Spatial layout entries:
■ ■ ■ ■ ■

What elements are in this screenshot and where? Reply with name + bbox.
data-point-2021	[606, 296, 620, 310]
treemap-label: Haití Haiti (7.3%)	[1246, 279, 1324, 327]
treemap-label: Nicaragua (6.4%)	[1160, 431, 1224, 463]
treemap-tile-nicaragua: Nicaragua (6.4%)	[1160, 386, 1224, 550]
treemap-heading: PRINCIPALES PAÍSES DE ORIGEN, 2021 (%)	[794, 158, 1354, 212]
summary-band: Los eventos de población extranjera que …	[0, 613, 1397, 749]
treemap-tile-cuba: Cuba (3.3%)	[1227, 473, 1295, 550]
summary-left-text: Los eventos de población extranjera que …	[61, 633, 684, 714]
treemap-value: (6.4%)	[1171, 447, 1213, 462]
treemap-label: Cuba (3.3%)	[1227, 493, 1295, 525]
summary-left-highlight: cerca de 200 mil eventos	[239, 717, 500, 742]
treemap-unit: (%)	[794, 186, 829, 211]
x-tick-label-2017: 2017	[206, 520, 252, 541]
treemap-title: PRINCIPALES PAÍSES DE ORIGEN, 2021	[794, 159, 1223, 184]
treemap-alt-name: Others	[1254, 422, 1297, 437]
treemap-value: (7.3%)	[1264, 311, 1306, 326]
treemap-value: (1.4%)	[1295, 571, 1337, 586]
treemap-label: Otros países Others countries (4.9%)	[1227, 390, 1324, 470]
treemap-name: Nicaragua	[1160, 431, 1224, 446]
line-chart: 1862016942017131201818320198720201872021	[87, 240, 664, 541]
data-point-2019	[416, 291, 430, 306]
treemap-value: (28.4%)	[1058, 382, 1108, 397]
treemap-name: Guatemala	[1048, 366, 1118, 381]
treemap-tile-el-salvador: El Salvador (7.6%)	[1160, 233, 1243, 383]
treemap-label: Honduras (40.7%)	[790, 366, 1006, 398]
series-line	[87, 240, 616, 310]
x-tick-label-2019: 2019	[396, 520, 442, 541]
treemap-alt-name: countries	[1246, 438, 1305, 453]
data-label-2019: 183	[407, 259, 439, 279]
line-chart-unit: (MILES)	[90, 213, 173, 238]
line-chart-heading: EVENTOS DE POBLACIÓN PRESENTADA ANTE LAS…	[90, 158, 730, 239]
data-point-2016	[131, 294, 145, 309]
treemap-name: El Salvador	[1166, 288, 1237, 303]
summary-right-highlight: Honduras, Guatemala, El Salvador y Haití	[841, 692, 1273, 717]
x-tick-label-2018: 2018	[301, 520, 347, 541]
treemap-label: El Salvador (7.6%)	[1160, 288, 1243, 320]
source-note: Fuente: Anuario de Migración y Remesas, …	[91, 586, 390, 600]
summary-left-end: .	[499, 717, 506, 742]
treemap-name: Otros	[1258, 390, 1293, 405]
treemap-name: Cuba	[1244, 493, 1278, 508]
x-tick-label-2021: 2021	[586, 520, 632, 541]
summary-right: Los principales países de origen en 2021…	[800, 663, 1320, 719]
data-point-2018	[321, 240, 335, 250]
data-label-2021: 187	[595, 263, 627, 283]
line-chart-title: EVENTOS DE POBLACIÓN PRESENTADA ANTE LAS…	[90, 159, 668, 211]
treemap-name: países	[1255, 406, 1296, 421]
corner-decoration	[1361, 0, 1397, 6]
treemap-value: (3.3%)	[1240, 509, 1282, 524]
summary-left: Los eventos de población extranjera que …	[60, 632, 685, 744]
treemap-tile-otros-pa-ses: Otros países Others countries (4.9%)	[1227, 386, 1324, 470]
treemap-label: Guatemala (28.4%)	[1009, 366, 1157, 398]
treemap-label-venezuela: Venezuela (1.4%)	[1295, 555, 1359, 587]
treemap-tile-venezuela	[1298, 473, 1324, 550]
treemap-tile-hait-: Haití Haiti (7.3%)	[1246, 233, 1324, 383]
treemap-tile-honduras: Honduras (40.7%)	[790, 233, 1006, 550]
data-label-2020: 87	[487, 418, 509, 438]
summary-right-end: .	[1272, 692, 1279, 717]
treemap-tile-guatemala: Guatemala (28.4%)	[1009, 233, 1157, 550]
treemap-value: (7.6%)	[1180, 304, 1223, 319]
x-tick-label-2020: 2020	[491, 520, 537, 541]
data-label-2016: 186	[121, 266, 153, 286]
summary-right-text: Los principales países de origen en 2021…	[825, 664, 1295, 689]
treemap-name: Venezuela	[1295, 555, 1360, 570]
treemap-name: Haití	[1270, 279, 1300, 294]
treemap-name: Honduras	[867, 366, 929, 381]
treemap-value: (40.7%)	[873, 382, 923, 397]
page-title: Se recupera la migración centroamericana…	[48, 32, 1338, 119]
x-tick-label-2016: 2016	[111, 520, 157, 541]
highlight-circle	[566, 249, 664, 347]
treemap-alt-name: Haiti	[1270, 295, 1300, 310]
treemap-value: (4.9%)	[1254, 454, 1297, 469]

■ ■ ■ ■ ■

> WHAT YOU NEED TO DO:
Reproduce every line of the entries above verbatim.

> ANSWER BELOW:
What elements are in this screenshot and where? Reply with name + bbox.
data-point-2021	[606, 296, 620, 310]
treemap-label: Haití Haiti (7.3%)	[1246, 279, 1324, 327]
treemap-label: Nicaragua (6.4%)	[1160, 431, 1224, 463]
treemap-tile-nicaragua: Nicaragua (6.4%)	[1160, 386, 1224, 550]
treemap-heading: PRINCIPALES PAÍSES DE ORIGEN, 2021 (%)	[794, 158, 1354, 212]
summary-band: Los eventos de población extranjera que …	[0, 613, 1397, 749]
treemap-tile-cuba: Cuba (3.3%)	[1227, 473, 1295, 550]
summary-left-text: Los eventos de población extranjera que …	[61, 633, 684, 714]
treemap-value: (6.4%)	[1171, 447, 1213, 462]
treemap-label: Cuba (3.3%)	[1227, 493, 1295, 525]
summary-left-highlight: cerca de 200 mil eventos	[239, 717, 500, 742]
treemap-unit: (%)	[794, 186, 829, 211]
x-tick-label-2017: 2017	[206, 520, 252, 541]
treemap-title: PRINCIPALES PAÍSES DE ORIGEN, 2021	[794, 159, 1223, 184]
treemap-alt-name: Others	[1254, 422, 1297, 437]
treemap-value: (7.3%)	[1264, 311, 1306, 326]
treemap-value: (1.4%)	[1295, 571, 1337, 586]
treemap-label: Otros países Others countries (4.9%)	[1227, 390, 1324, 470]
treemap-name: Nicaragua	[1160, 431, 1224, 446]
line-chart: 1862016942017131201818320198720201872021	[87, 240, 664, 541]
data-point-2019	[416, 291, 430, 306]
treemap-value: (28.4%)	[1058, 382, 1108, 397]
treemap-name: Guatemala	[1048, 366, 1118, 381]
treemap-tile-el-salvador: El Salvador (7.6%)	[1160, 233, 1243, 383]
treemap-label: Honduras (40.7%)	[790, 366, 1006, 398]
series-line	[87, 240, 616, 310]
x-tick-label-2019: 2019	[396, 520, 442, 541]
treemap-alt-name: countries	[1246, 438, 1305, 453]
data-label-2019: 183	[407, 259, 439, 279]
line-chart-unit: (MILES)	[90, 213, 173, 238]
line-chart-heading: EVENTOS DE POBLACIÓN PRESENTADA ANTE LAS…	[90, 158, 730, 239]
data-point-2016	[131, 294, 145, 309]
treemap-name: El Salvador	[1166, 288, 1237, 303]
summary-right-highlight: Honduras, Guatemala, El Salvador y Haití	[841, 692, 1273, 717]
x-tick-label-2018: 2018	[301, 520, 347, 541]
treemap-label: El Salvador (7.6%)	[1160, 288, 1243, 320]
source-note: Fuente: Anuario de Migración y Remesas, …	[91, 586, 390, 600]
summary-left-end: .	[499, 717, 506, 742]
treemap-name: Otros	[1258, 390, 1293, 405]
treemap-name: Cuba	[1244, 493, 1278, 508]
x-tick-label-2021: 2021	[586, 520, 632, 541]
summary-right: Los principales países de origen en 2021…	[800, 663, 1320, 719]
data-point-2018	[321, 240, 335, 250]
data-label-2021: 187	[595, 263, 627, 283]
line-chart-title: EVENTOS DE POBLACIÓN PRESENTADA ANTE LAS…	[90, 159, 668, 211]
treemap-name: países	[1255, 406, 1296, 421]
corner-decoration	[1361, 0, 1397, 6]
treemap-value: (3.3%)	[1240, 509, 1282, 524]
summary-left: Los eventos de población extranjera que …	[60, 632, 685, 744]
treemap-tile-otros-pa-ses: Otros países Others countries (4.9%)	[1227, 386, 1324, 470]
treemap-label: Guatemala (28.4%)	[1009, 366, 1157, 398]
treemap-label-venezuela: Venezuela (1.4%)	[1295, 555, 1359, 587]
treemap-tile-venezuela	[1298, 473, 1324, 550]
treemap-tile-hait-: Haití Haiti (7.3%)	[1246, 233, 1324, 383]
treemap-tile-honduras: Honduras (40.7%)	[790, 233, 1006, 550]
data-label-2020: 87	[487, 418, 509, 438]
summary-right-end: .	[1272, 692, 1279, 717]
treemap-tile-guatemala: Guatemala (28.4%)	[1009, 233, 1157, 550]
treemap-value: (7.6%)	[1180, 304, 1223, 319]
x-tick-label-2020: 2020	[491, 520, 537, 541]
data-label-2016: 186	[121, 266, 153, 286]
summary-right-text: Los principales países de origen en 2021…	[825, 664, 1295, 689]
treemap-name: Venezuela	[1295, 555, 1360, 570]
treemap-name: Haití	[1270, 279, 1300, 294]
treemap-name: Honduras	[867, 366, 929, 381]
treemap-value: (40.7%)	[873, 382, 923, 397]
page-title: Se recupera la migración centroamericana…	[48, 32, 1338, 119]
x-tick-label-2016: 2016	[111, 520, 157, 541]
highlight-circle	[566, 249, 664, 347]
treemap-alt-name: Haiti	[1270, 295, 1300, 310]
treemap-value: (4.9%)	[1254, 454, 1297, 469]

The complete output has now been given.